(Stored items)
---

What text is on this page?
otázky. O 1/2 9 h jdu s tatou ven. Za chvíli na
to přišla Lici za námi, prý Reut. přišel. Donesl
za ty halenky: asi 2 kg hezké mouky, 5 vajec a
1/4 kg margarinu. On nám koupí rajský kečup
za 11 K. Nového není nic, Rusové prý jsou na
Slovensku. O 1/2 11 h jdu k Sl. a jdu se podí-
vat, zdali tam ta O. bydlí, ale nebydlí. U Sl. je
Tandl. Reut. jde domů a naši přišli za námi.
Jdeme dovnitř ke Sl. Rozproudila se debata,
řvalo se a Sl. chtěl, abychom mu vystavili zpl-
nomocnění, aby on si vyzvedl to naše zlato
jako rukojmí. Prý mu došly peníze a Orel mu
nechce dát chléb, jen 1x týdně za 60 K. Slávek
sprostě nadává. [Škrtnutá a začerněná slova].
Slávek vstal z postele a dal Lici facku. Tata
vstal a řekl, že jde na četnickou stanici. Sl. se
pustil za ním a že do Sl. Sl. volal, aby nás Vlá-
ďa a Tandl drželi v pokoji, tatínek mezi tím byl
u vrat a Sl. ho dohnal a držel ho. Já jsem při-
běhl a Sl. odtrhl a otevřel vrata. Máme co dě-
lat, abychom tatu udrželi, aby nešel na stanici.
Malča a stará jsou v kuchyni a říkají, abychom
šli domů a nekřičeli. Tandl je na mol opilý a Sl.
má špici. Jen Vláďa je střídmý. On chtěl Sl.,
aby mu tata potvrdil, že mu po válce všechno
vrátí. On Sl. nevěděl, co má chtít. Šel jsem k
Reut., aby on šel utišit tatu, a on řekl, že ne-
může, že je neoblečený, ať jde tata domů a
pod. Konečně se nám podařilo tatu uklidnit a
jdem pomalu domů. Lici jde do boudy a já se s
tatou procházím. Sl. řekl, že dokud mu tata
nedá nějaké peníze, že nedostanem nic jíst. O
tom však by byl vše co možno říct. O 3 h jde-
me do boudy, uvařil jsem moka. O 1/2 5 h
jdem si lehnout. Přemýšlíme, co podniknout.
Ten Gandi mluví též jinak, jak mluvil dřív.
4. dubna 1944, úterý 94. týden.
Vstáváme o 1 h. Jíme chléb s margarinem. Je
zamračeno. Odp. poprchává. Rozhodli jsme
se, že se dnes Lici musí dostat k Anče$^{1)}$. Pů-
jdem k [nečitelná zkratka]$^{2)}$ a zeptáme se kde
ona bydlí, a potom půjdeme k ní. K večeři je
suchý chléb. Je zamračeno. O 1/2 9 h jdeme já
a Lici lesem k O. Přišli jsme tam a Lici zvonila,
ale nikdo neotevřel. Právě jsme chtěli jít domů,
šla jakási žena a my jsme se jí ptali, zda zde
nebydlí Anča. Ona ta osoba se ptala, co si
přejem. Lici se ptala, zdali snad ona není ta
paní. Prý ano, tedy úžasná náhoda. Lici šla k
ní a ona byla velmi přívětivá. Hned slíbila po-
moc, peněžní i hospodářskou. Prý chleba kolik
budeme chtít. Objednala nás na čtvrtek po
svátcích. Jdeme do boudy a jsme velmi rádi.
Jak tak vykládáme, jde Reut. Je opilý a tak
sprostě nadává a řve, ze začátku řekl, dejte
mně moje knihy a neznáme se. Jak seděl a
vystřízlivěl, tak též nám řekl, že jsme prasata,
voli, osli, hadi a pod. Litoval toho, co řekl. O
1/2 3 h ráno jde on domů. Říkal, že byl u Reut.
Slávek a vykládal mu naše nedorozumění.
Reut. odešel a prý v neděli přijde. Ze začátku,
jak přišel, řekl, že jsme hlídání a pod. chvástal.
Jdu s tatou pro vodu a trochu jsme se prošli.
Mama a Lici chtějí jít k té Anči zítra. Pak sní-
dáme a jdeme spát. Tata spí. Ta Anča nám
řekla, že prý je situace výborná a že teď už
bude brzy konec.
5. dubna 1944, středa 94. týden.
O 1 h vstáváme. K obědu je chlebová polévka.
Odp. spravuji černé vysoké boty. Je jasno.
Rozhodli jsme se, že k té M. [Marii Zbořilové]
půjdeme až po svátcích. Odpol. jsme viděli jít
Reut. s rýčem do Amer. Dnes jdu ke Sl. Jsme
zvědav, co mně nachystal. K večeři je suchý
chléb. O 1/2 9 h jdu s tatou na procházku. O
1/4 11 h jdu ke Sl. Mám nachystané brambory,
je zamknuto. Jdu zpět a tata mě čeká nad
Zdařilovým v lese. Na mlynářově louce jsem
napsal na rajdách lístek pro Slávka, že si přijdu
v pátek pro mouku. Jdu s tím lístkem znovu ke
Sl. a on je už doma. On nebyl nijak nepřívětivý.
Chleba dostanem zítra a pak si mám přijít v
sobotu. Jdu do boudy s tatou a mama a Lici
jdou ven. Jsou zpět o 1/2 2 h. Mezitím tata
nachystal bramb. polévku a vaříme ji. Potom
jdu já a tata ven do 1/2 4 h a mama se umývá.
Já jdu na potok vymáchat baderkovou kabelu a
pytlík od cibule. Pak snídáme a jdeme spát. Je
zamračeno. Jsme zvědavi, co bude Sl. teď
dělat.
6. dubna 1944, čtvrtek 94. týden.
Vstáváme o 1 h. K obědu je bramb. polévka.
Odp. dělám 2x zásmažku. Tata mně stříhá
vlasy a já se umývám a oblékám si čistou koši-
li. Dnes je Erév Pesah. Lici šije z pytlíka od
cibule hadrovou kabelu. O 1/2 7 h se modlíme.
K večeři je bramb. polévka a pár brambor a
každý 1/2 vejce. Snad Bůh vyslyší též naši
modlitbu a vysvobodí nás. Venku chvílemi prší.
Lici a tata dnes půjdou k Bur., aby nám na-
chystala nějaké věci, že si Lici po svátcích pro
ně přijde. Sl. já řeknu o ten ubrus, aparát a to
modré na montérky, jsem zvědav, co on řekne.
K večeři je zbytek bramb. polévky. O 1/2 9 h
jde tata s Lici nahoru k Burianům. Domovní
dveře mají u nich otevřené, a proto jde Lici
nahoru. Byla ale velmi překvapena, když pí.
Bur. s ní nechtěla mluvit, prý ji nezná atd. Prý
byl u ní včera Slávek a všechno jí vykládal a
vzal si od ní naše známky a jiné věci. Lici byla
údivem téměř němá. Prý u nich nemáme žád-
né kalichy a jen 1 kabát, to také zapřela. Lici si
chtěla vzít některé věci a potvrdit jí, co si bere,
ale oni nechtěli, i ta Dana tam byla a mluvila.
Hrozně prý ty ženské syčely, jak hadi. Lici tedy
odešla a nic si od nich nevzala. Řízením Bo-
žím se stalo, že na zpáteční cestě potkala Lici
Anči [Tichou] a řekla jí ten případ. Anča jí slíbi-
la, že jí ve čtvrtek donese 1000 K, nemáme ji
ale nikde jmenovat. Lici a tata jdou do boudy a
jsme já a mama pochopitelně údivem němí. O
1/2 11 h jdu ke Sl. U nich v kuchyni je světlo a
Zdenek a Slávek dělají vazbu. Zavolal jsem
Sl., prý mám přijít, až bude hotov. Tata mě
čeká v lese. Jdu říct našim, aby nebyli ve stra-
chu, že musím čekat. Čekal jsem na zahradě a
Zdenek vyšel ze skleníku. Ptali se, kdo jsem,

---

== Your instructions ==
Using the listing above, state the number of lines that hold "Tandl", with no other text.

== Response for this exercise ==
3